Immunization (finance)

In finance, interest rate immunization is a strategy that ensures that a change in interest rates will not affect the value of a portfolio. Similarly, immunization can be used to insure that the value of a pension fund's or a firm's assets will increase or decrease in exactly the opposite amount of their liabilities, thus leaving the value of the pension fund's surplus or firm's equity unchanged, regardless of changes in the interest rate.

Interest rate immunization can be accomplished by several methods, including cash flow matching, duration matching, and volatility and convexity matching. It can also be accomplished by trading in bond forwards, futures, or options.

Other types of financial risks, such as foreign exchange risk or stock market risk, can be immunized using similar strategies. If the immunization is incomplete, these strategies are usually called hedging. If the immunization is complete, these strategies are usually called arbitrage.

Cash flow matching

Conceptually, the easiest form of immunization is cash flow matching. For example, if a financial company is obliged to pay 100 dollars to someone in 10 years, it can protect itself by buying and holding a 10-year, zero-coupon bond that matures in 10 years and has a redemption value of $100. Thus, the firm's expected cash inflows would exactly match its expected cash outflows, and a change in interest rates would not affect the firm's ability to pay its obligations. Nevertheless, a firm with many expected cash flows can find that cash flow matching is difficult or expensive to achieve in practice.

==========

GIVEN INSTRUCTION: In the text on interest rate immunization, what are these strategies usually called when the immunization is incomplete?

GIVEN DATA:
==========

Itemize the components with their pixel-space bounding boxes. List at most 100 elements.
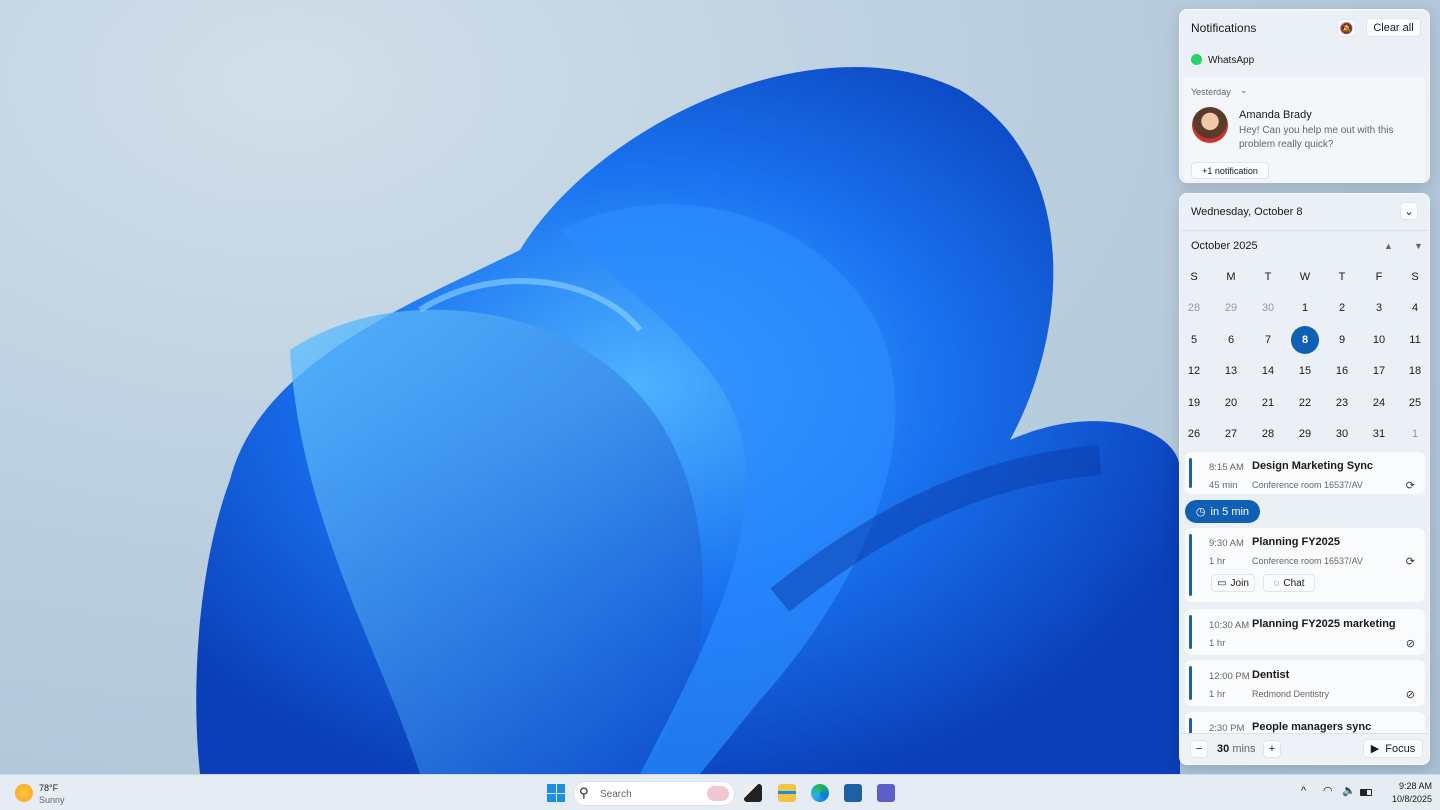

==========

EXPECTED ANSWER: Hedging.